Your task is to copy every line of the records below that contains "первая".

__EXERCISE DATA__
--------
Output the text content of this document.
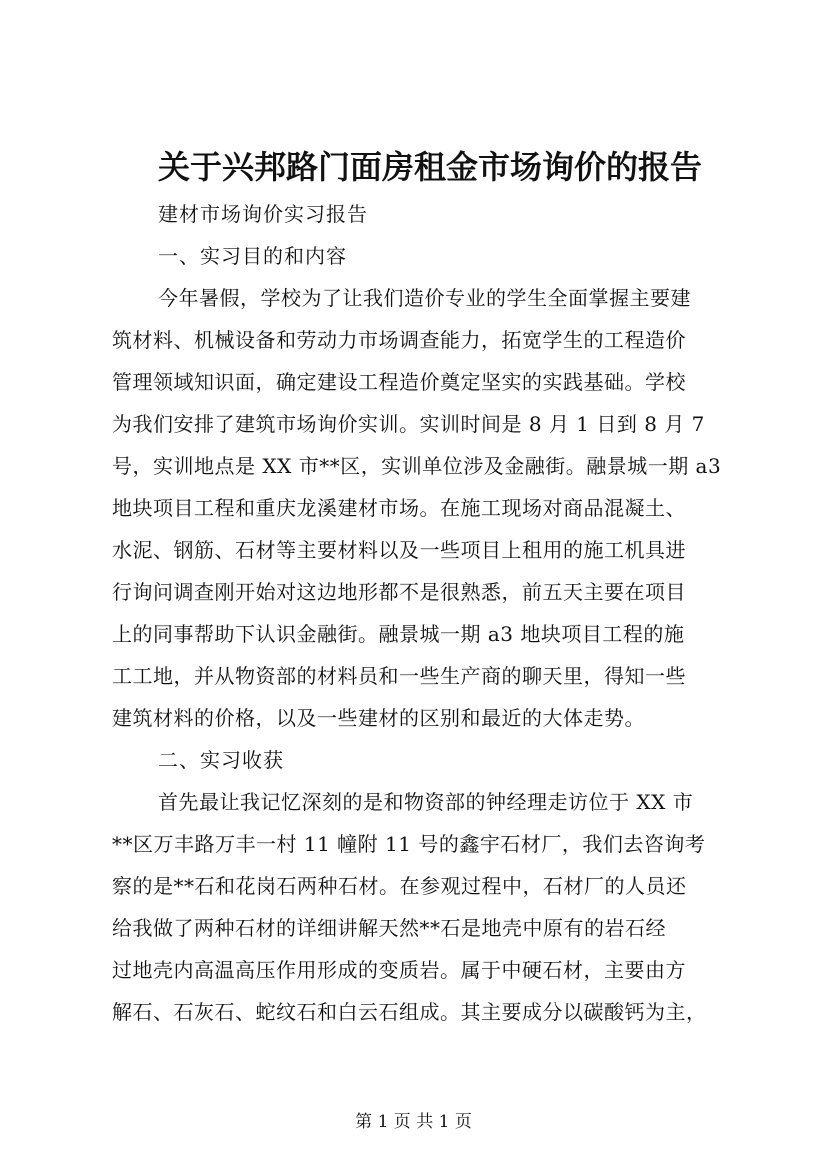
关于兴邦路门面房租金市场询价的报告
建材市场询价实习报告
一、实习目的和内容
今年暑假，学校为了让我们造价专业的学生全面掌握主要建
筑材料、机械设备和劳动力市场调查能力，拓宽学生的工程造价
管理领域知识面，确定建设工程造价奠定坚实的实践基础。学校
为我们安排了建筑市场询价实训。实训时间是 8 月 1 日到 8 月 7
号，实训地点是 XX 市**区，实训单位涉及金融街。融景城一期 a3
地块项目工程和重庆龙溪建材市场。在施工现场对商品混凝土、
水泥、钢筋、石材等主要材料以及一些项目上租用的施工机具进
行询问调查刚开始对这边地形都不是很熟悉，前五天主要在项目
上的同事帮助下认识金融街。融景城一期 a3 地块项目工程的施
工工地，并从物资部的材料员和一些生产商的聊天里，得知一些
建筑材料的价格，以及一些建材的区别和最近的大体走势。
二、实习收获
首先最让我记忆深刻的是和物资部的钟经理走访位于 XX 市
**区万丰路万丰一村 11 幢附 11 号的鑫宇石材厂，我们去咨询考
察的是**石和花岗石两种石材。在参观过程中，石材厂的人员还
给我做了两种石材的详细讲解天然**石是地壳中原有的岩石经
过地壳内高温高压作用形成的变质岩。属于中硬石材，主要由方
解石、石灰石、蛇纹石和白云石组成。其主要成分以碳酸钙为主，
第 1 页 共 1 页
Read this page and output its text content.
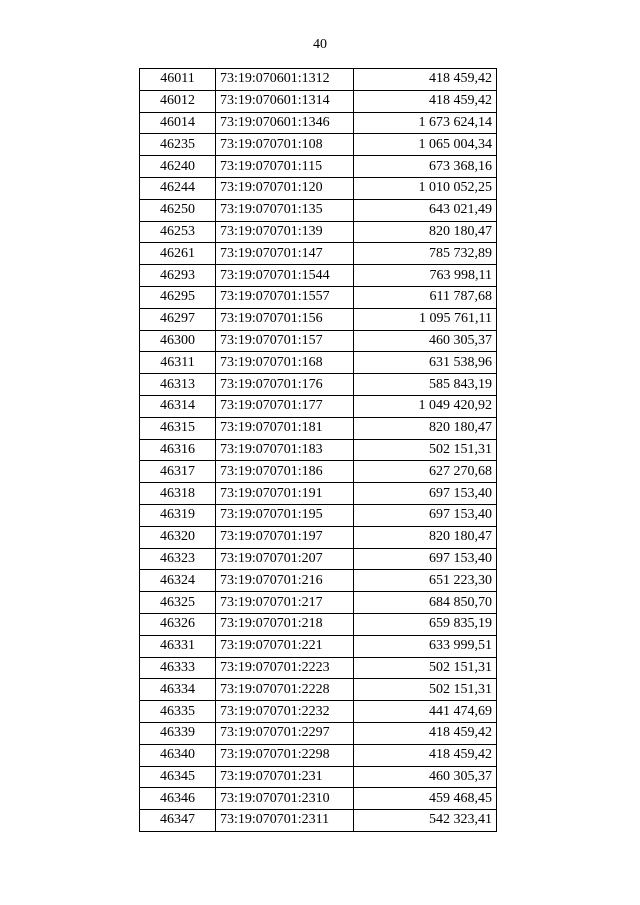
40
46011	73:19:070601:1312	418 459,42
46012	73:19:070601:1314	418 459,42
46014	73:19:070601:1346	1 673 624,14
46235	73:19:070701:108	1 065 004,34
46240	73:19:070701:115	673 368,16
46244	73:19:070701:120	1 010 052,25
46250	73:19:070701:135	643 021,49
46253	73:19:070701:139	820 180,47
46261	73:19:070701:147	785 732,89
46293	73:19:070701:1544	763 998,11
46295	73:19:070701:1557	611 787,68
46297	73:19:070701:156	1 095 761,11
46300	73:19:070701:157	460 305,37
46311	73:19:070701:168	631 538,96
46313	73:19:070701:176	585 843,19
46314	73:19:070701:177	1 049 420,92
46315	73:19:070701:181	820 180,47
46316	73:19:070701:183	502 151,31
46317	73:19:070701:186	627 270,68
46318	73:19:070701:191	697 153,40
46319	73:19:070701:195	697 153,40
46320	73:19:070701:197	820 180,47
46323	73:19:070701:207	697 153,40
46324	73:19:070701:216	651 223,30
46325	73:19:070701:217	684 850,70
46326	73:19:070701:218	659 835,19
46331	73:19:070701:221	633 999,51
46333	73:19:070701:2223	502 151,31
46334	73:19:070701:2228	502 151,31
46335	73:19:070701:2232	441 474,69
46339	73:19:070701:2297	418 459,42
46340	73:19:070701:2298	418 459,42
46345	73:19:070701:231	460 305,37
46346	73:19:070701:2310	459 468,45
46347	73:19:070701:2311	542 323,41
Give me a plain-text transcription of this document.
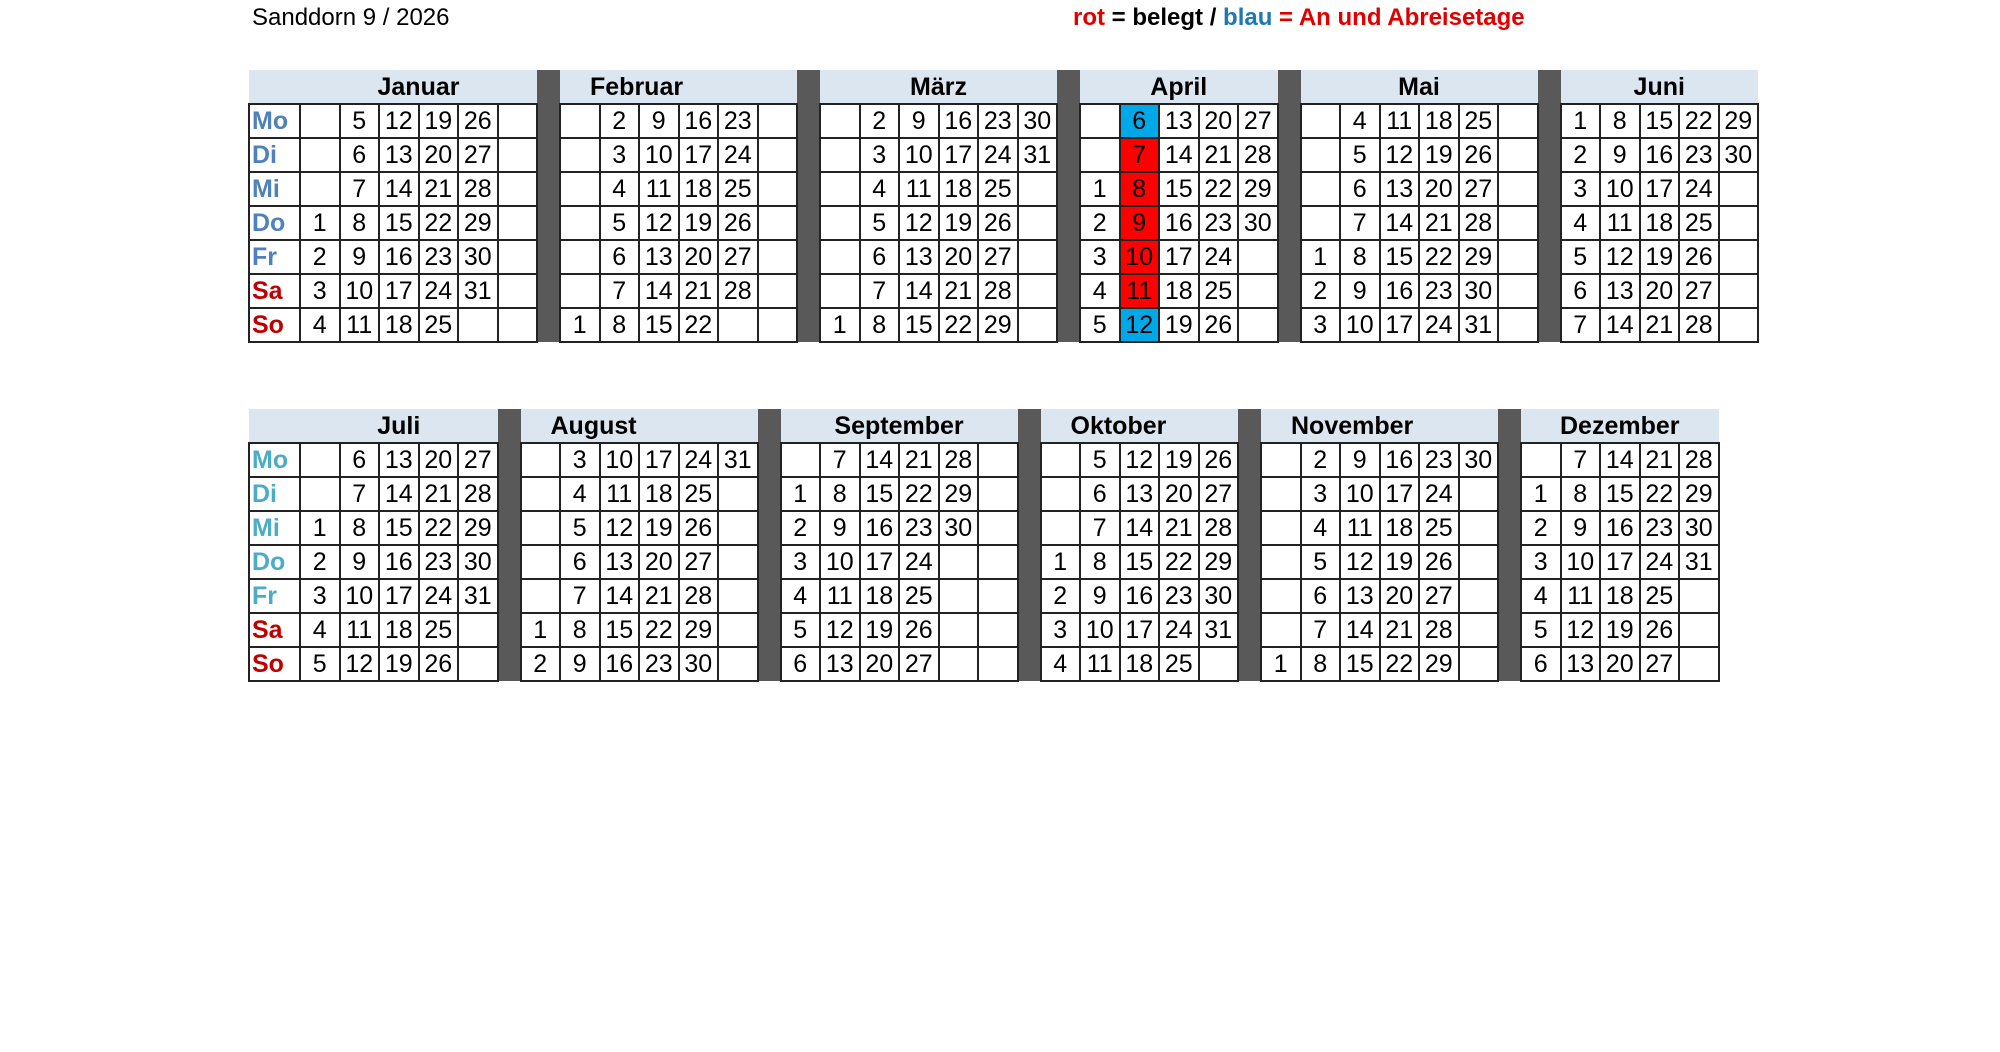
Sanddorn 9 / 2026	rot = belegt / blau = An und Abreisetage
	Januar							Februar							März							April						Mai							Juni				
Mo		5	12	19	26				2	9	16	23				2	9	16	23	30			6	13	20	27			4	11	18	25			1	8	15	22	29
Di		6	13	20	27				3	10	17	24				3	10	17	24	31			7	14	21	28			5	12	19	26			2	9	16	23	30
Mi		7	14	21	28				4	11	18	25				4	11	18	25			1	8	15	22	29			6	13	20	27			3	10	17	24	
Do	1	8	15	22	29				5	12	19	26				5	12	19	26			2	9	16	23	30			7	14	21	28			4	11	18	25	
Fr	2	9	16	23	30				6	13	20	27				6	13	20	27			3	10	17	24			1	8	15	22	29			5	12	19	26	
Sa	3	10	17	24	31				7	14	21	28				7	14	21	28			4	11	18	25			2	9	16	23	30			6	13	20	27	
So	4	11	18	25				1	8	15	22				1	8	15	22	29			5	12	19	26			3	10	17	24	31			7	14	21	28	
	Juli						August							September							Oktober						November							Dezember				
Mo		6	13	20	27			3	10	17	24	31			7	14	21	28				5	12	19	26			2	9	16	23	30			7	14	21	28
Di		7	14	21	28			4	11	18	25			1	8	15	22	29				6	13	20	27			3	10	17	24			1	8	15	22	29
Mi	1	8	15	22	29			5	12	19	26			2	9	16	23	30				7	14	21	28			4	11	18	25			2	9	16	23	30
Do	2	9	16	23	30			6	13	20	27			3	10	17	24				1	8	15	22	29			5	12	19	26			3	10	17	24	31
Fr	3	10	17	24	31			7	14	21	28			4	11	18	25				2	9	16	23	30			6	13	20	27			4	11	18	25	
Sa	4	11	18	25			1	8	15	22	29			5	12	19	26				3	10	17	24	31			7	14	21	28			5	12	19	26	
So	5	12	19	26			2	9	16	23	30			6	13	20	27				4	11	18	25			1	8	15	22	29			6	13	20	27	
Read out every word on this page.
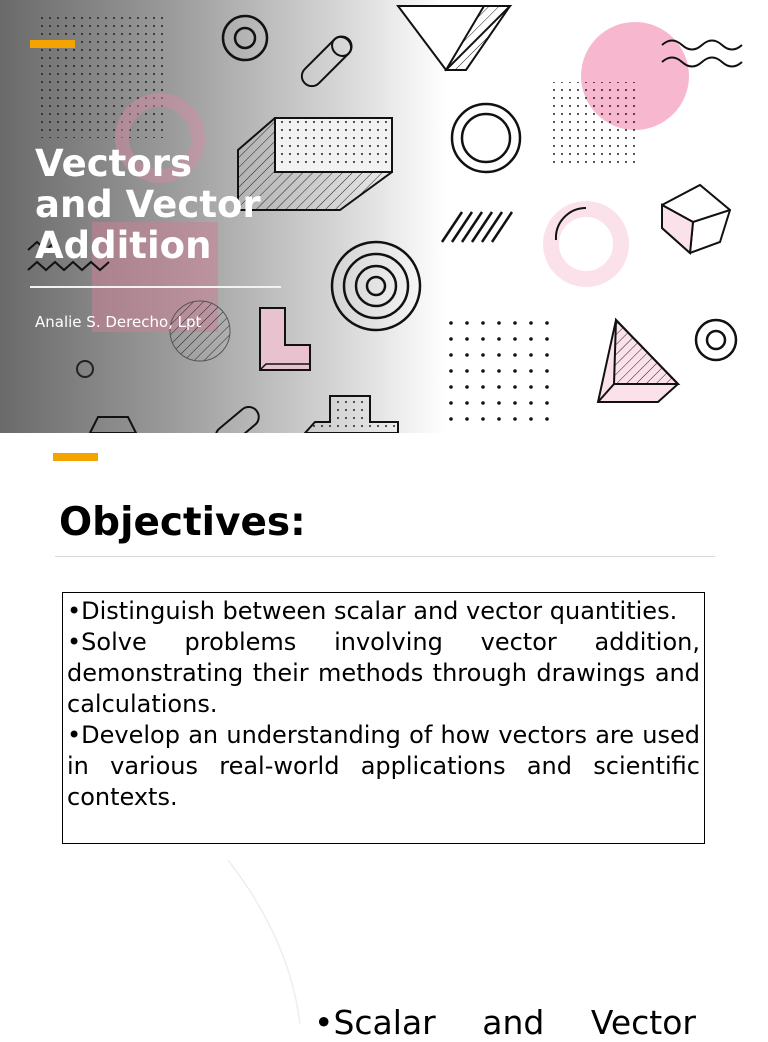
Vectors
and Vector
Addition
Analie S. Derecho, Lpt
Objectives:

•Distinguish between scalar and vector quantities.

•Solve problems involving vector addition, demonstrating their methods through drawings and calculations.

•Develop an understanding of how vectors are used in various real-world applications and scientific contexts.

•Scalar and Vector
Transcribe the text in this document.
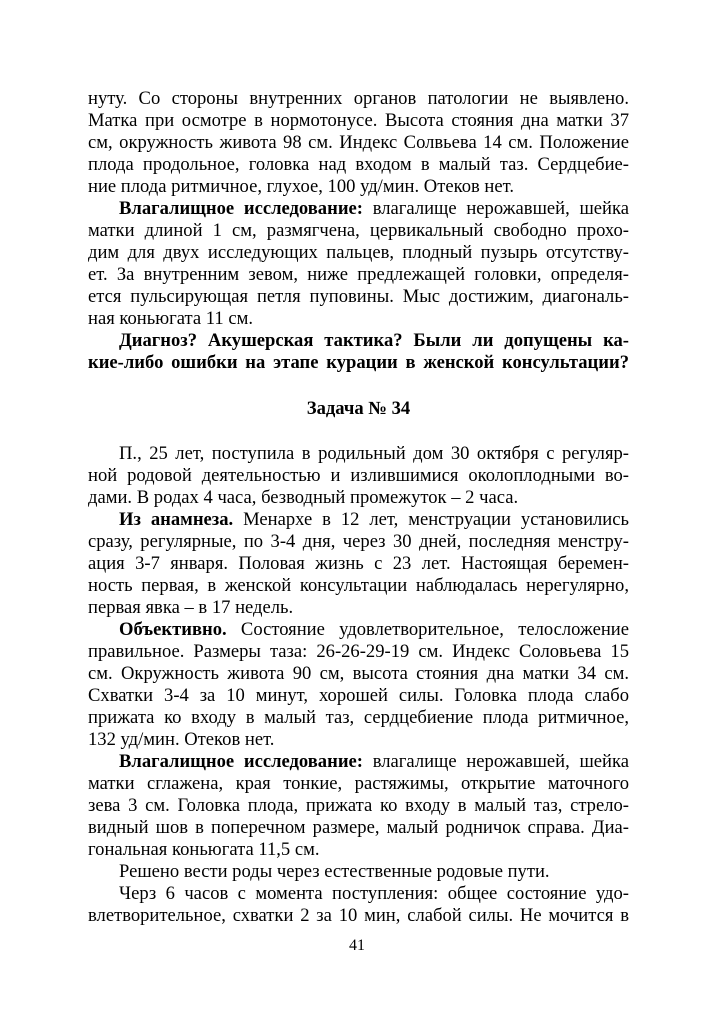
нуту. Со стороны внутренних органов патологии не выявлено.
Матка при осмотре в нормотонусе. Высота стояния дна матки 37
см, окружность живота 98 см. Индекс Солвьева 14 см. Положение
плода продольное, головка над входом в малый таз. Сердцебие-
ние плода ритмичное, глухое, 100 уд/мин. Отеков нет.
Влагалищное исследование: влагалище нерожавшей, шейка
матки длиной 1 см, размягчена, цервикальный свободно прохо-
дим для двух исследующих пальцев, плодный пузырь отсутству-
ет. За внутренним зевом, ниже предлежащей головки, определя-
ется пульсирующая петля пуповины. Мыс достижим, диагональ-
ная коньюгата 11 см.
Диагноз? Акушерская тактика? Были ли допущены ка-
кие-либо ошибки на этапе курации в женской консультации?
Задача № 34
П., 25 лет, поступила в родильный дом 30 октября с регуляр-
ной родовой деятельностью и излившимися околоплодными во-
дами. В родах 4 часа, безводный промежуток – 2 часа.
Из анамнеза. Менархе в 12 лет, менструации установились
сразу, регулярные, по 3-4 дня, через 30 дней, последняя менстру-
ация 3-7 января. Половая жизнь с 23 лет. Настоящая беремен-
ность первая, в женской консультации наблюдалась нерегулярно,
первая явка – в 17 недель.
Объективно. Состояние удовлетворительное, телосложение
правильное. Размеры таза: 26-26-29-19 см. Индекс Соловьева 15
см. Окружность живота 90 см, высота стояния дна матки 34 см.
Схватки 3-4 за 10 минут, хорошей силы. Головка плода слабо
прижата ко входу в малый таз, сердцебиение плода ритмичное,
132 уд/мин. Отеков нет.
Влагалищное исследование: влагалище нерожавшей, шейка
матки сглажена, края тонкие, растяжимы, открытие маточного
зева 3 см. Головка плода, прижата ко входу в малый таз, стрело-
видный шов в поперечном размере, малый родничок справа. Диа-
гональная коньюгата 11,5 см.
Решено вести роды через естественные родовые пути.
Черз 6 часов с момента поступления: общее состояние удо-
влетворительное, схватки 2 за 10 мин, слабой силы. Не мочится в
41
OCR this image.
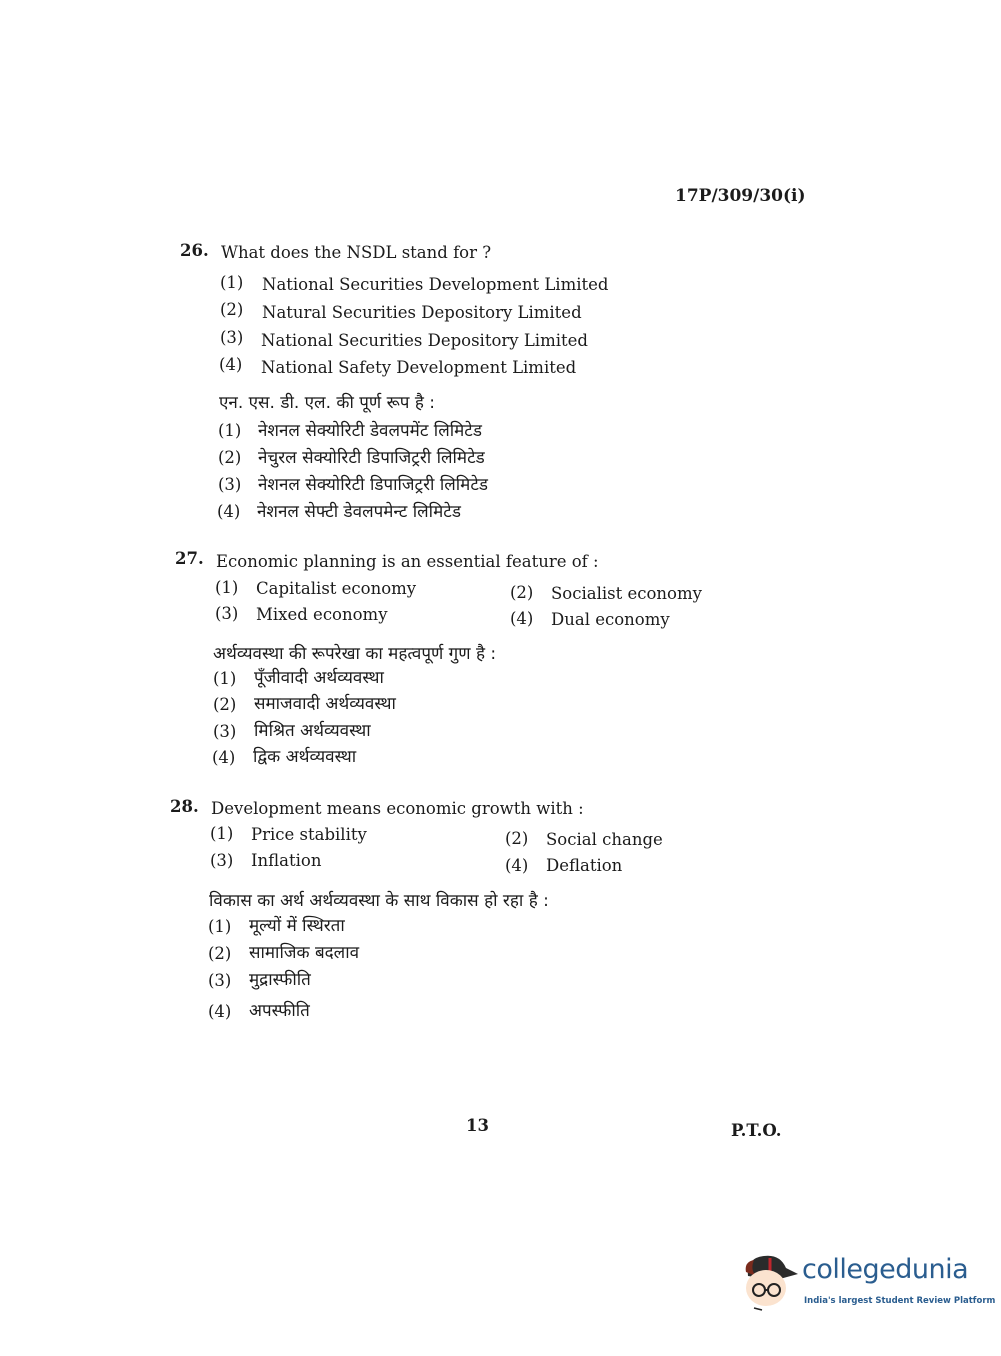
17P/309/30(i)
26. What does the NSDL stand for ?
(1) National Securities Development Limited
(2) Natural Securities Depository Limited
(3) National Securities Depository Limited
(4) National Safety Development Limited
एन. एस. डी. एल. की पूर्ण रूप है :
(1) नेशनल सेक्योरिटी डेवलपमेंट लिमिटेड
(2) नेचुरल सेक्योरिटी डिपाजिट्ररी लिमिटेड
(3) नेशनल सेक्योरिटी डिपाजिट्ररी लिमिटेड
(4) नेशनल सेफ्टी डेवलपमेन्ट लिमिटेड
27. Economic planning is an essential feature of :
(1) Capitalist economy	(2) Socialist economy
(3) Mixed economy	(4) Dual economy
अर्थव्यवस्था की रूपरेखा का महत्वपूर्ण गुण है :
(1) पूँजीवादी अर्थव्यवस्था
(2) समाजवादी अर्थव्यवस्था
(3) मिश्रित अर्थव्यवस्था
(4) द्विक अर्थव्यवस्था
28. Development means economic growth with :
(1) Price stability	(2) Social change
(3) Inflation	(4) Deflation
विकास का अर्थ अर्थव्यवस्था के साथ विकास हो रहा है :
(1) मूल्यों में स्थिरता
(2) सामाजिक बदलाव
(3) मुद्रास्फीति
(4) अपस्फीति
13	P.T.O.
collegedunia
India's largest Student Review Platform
--------
__SOLUTION TO THIS EXERCISE__
ность первая, в женской консультации наблюдалась нерегулярно,
первая явка – в 17 недель.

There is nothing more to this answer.